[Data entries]

■ ■ ■ ■ ■ ■ ■

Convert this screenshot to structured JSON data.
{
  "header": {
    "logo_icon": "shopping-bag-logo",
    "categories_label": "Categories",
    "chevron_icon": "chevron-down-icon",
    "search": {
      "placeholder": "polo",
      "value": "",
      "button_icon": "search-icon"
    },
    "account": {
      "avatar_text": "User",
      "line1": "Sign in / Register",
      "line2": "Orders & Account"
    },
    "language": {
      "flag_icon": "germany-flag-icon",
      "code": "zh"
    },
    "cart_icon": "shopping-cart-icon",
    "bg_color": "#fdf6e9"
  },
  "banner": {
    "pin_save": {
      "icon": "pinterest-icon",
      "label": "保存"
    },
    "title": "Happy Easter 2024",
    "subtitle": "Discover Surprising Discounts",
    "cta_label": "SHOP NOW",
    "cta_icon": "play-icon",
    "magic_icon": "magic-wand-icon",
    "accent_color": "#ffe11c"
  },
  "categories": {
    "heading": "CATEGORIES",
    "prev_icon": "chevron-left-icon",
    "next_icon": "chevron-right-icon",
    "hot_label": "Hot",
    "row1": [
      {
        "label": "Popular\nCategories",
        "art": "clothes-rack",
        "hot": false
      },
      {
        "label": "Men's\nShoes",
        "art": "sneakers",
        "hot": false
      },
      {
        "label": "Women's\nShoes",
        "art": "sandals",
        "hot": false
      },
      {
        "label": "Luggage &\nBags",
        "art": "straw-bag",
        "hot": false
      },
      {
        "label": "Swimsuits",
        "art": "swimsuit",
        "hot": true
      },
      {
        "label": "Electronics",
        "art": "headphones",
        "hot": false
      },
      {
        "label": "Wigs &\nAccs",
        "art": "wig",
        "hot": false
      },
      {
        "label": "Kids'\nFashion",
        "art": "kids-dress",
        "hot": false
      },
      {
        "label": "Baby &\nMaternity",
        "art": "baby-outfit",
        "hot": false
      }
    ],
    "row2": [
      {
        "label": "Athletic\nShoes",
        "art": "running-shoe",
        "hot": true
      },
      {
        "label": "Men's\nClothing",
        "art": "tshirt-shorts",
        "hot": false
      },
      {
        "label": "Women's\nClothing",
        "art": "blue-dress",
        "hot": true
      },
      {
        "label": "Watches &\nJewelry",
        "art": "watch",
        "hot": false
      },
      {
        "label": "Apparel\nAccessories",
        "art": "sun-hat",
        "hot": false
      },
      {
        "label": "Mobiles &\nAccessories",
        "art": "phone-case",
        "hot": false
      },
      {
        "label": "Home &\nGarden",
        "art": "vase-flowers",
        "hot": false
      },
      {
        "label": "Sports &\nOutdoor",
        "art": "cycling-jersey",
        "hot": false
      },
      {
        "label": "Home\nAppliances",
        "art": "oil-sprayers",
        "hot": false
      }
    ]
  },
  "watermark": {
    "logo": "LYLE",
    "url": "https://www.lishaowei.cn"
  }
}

■ ■ ■ ■ ■ ■ ■

[What is needed]
Write out every entry above, word for word.

[Task result]
Convert this screenshot to structured JSON data.
{
  "header": {
    "logo_icon": "shopping-bag-logo",
    "categories_label": "Categories",
    "chevron_icon": "chevron-down-icon",
    "search": {
      "placeholder": "polo",
      "value": "",
      "button_icon": "search-icon"
    },
    "account": {
      "avatar_text": "User",
      "line1": "Sign in / Register",
      "line2": "Orders & Account"
    },
    "language": {
      "flag_icon": "germany-flag-icon",
      "code": "zh"
    },
    "cart_icon": "shopping-cart-icon",
    "bg_color": "#fdf6e9"
  },
  "banner": {
    "pin_save": {
      "icon": "pinterest-icon",
      "label": "保存"
    },
    "title": "Happy Easter 2024",
    "subtitle": "Discover Surprising Discounts",
    "cta_label": "SHOP NOW",
    "cta_icon": "play-icon",
    "magic_icon": "magic-wand-icon",
    "accent_color": "#ffe11c"
  },
  "categories": {
    "heading": "CATEGORIES",
    "prev_icon": "chevron-left-icon",
    "next_icon": "chevron-right-icon",
    "hot_label": "Hot",
    "row1": [
      {
        "label": "Popular\nCategories",
        "art": "clothes-rack",
        "hot": false
      },
      {
        "label": "Men's\nShoes",
        "art": "sneakers",
        "hot": false
      },
      {
        "label": "Women's\nShoes",
        "art": "sandals",
        "hot": false
      },
      {
        "label": "Luggage &\nBags",
        "art": "straw-bag",
        "hot": false
      },
      {
        "label": "Swimsuits",
        "art": "swimsuit",
        "hot": true
      },
      {
        "label": "Electronics",
        "art": "headphones",
        "hot": false
      },
      {
        "label": "Wigs &\nAccs",
        "art": "wig",
        "hot": false
      },
      {
        "label": "Kids'\nFashion",
        "art": "kids-dress",
        "hot": false
      },
      {
        "label": "Baby &\nMaternity",
        "art": "baby-outfit",
        "hot": false
      }
    ],
    "row2": [
      {
        "label": "Athletic\nShoes",
        "art": "running-shoe",
        "hot": true
      },
      {
        "label": "Men's\nClothing",
        "art": "tshirt-shorts",
        "hot": false
      },
      {
        "label": "Women's\nClothing",
        "art": "blue-dress",
        "hot": true
      },
      {
        "label": "Watches &\nJewelry",
        "art": "watch",
        "hot": false
      },
      {
        "label": "Apparel\nAccessories",
        "art": "sun-hat",
        "hot": false
      },
      {
        "label": "Mobiles &\nAccessories",
        "art": "phone-case",
        "hot": false
      },
      {
        "label": "Home &\nGarden",
        "art": "vase-flowers",
        "hot": false
      },
      {
        "label": "Sports &\nOutdoor",
        "art": "cycling-jersey",
        "hot": false
      },
      {
        "label": "Home\nAppliances",
        "art": "oil-sprayers",
        "hot": false
      }
    ]
  },
  "watermark": {
    "logo": "LYLE",
    "url": "https://www.lishaowei.cn"
  }
}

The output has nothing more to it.